== Your task ==
Retype each of the following lines exactly as it appears.

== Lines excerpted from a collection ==
________________________

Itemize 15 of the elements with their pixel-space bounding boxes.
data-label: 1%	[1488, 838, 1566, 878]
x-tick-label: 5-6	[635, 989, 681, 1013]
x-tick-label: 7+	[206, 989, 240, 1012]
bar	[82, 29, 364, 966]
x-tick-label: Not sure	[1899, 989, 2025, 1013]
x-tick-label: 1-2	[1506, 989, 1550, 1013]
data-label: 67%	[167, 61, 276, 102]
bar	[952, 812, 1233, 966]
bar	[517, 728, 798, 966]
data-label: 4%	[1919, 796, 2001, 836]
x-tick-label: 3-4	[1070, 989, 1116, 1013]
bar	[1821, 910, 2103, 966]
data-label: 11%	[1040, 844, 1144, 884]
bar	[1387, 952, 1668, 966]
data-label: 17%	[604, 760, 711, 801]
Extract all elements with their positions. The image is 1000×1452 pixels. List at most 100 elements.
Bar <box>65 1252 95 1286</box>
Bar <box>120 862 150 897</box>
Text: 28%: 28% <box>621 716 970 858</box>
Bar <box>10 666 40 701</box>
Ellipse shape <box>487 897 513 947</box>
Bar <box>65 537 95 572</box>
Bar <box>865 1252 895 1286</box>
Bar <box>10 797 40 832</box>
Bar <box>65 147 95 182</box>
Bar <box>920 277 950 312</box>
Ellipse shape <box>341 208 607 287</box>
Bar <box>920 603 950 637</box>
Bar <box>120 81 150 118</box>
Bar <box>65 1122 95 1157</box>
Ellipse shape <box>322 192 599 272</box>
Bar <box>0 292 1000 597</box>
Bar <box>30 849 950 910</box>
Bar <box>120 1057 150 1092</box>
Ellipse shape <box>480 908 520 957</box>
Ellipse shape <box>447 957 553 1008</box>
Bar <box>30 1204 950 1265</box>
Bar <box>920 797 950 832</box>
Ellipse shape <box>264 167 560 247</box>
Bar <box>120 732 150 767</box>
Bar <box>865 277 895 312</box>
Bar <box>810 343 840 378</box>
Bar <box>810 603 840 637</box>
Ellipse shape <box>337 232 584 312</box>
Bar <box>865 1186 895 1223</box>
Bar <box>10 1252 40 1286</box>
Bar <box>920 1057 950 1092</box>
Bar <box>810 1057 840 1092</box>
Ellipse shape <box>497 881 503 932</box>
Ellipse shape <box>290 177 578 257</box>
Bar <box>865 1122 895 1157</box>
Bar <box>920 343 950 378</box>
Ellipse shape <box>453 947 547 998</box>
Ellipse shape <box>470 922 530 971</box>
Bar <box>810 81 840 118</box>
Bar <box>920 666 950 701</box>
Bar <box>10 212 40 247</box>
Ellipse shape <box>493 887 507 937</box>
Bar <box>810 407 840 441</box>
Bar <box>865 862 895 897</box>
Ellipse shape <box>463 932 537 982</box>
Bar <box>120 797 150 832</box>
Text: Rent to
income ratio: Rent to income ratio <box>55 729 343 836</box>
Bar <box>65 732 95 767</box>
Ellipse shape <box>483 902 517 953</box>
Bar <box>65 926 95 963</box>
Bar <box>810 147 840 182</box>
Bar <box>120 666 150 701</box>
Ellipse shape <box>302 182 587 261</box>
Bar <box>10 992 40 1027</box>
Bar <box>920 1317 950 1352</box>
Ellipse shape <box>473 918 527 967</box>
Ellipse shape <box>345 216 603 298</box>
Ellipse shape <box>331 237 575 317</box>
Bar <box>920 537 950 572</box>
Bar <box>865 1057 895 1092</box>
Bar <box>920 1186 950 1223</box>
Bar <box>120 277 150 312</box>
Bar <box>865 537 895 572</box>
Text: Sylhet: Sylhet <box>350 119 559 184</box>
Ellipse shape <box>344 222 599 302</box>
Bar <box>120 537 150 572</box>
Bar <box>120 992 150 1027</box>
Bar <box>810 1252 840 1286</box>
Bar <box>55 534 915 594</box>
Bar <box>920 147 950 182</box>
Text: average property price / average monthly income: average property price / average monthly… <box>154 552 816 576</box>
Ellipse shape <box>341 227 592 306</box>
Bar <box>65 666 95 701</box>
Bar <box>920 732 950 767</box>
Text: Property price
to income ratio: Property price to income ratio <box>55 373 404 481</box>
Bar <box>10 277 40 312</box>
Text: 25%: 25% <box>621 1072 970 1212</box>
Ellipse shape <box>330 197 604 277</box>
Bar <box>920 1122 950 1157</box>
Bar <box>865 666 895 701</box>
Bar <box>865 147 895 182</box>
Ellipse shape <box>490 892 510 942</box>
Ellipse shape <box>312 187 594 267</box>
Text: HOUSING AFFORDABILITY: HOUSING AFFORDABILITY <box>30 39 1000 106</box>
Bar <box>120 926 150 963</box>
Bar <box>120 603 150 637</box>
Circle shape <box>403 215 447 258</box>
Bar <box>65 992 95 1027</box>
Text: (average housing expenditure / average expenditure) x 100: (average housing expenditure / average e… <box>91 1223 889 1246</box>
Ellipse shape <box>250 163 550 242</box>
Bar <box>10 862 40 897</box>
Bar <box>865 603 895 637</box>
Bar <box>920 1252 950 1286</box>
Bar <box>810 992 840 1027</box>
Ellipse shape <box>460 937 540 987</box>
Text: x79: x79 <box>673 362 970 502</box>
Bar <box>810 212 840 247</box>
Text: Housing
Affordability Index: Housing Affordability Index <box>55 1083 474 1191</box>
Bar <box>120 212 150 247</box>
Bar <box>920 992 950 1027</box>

________________________

== Finished task ==
Itemize 15 of the elements with their pixel-space bounding boxes.
data-label: 1%	[1488, 838, 1566, 878]
x-tick-label: 5-6	[635, 989, 681, 1013]
x-tick-label: 7+	[206, 989, 240, 1012]
bar	[82, 29, 364, 966]
x-tick-label: Not sure	[1899, 989, 2025, 1013]
x-tick-label: 1-2	[1506, 989, 1550, 1013]
data-label: 67%	[167, 61, 276, 102]
bar	[952, 812, 1233, 966]
bar	[517, 728, 798, 966]
data-label: 4%	[1919, 796, 2001, 836]
x-tick-label: 3-4	[1070, 989, 1116, 1013]
bar	[1821, 910, 2103, 966]
data-label: 11%	[1040, 844, 1144, 884]
bar	[1387, 952, 1668, 966]
data-label: 17%	[604, 760, 711, 801]
Extract all elements with their positions. The image is 1000×1452 pixels. List at most 100 elements.
Bar <box>65 1252 95 1286</box>
Bar <box>120 862 150 897</box>
Text: 28%: 28% <box>621 716 970 858</box>
Bar <box>10 666 40 701</box>
Ellipse shape <box>487 897 513 947</box>
Bar <box>65 537 95 572</box>
Bar <box>865 1252 895 1286</box>
Bar <box>10 797 40 832</box>
Bar <box>65 147 95 182</box>
Bar <box>920 277 950 312</box>
Ellipse shape <box>341 208 607 287</box>
Bar <box>920 603 950 637</box>
Bar <box>120 81 150 118</box>
Bar <box>65 1122 95 1157</box>
Ellipse shape <box>322 192 599 272</box>
Bar <box>0 292 1000 597</box>
Bar <box>30 849 950 910</box>
Bar <box>120 1057 150 1092</box>
Ellipse shape <box>480 908 520 957</box>
Ellipse shape <box>447 957 553 1008</box>
Bar <box>30 1204 950 1265</box>
Bar <box>920 797 950 832</box>
Ellipse shape <box>264 167 560 247</box>
Bar <box>120 732 150 767</box>
Bar <box>865 277 895 312</box>
Bar <box>810 343 840 378</box>
Bar <box>810 603 840 637</box>
Ellipse shape <box>337 232 584 312</box>
Bar <box>865 1186 895 1223</box>
Bar <box>10 1252 40 1286</box>
Bar <box>920 1057 950 1092</box>
Bar <box>810 1057 840 1092</box>
Ellipse shape <box>497 881 503 932</box>
Ellipse shape <box>290 177 578 257</box>
Bar <box>865 1122 895 1157</box>
Bar <box>920 343 950 378</box>
Ellipse shape <box>453 947 547 998</box>
Ellipse shape <box>470 922 530 971</box>
Bar <box>810 81 840 118</box>
Bar <box>920 666 950 701</box>
Bar <box>10 212 40 247</box>
Ellipse shape <box>493 887 507 937</box>
Bar <box>810 407 840 441</box>
Bar <box>865 862 895 897</box>
Ellipse shape <box>463 932 537 982</box>
Bar <box>120 797 150 832</box>
Text: Rent to
income ratio: Rent to income ratio <box>55 729 343 836</box>
Bar <box>65 732 95 767</box>
Ellipse shape <box>483 902 517 953</box>
Bar <box>65 926 95 963</box>
Bar <box>810 147 840 182</box>
Bar <box>120 666 150 701</box>
Ellipse shape <box>302 182 587 261</box>
Bar <box>10 992 40 1027</box>
Bar <box>920 1317 950 1352</box>
Ellipse shape <box>473 918 527 967</box>
Ellipse shape <box>345 216 603 298</box>
Ellipse shape <box>331 237 575 317</box>
Bar <box>920 537 950 572</box>
Bar <box>865 1057 895 1092</box>
Bar <box>920 1186 950 1223</box>
Bar <box>120 277 150 312</box>
Bar <box>865 537 895 572</box>
Text: Sylhet: Sylhet <box>350 119 559 184</box>
Ellipse shape <box>344 222 599 302</box>
Bar <box>120 537 150 572</box>
Bar <box>120 992 150 1027</box>
Bar <box>810 1252 840 1286</box>
Bar <box>55 534 915 594</box>
Bar <box>920 147 950 182</box>
Text: average property price / average monthly income: average property price / average monthly… <box>154 552 816 576</box>
Ellipse shape <box>341 227 592 306</box>
Bar <box>65 666 95 701</box>
Bar <box>920 732 950 767</box>
Text: Property price
to income ratio: Property price to income ratio <box>55 373 404 481</box>
Bar <box>10 277 40 312</box>
Text: 25%: 25% <box>621 1072 970 1212</box>
Ellipse shape <box>330 197 604 277</box>
Bar <box>920 1122 950 1157</box>
Bar <box>865 666 895 701</box>
Bar <box>865 147 895 182</box>
Ellipse shape <box>490 892 510 942</box>
Ellipse shape <box>312 187 594 267</box>
Text: HOUSING AFFORDABILITY: HOUSING AFFORDABILITY <box>30 39 1000 106</box>
Bar <box>120 926 150 963</box>
Bar <box>120 603 150 637</box>
Circle shape <box>403 215 447 258</box>
Bar <box>65 992 95 1027</box>
Text: (average housing expenditure / average expenditure) x 100: (average housing expenditure / average e… <box>91 1223 889 1246</box>
Ellipse shape <box>250 163 550 242</box>
Bar <box>10 862 40 897</box>
Bar <box>865 603 895 637</box>
Bar <box>920 1252 950 1286</box>
Bar <box>810 992 840 1027</box>
Ellipse shape <box>460 937 540 987</box>
Text: x79: x79 <box>673 362 970 502</box>
Bar <box>810 212 840 247</box>
Text: Housing
Affordability Index: Housing Affordability Index <box>55 1083 474 1191</box>
Bar <box>120 212 150 247</box>
Bar <box>920 992 950 1027</box>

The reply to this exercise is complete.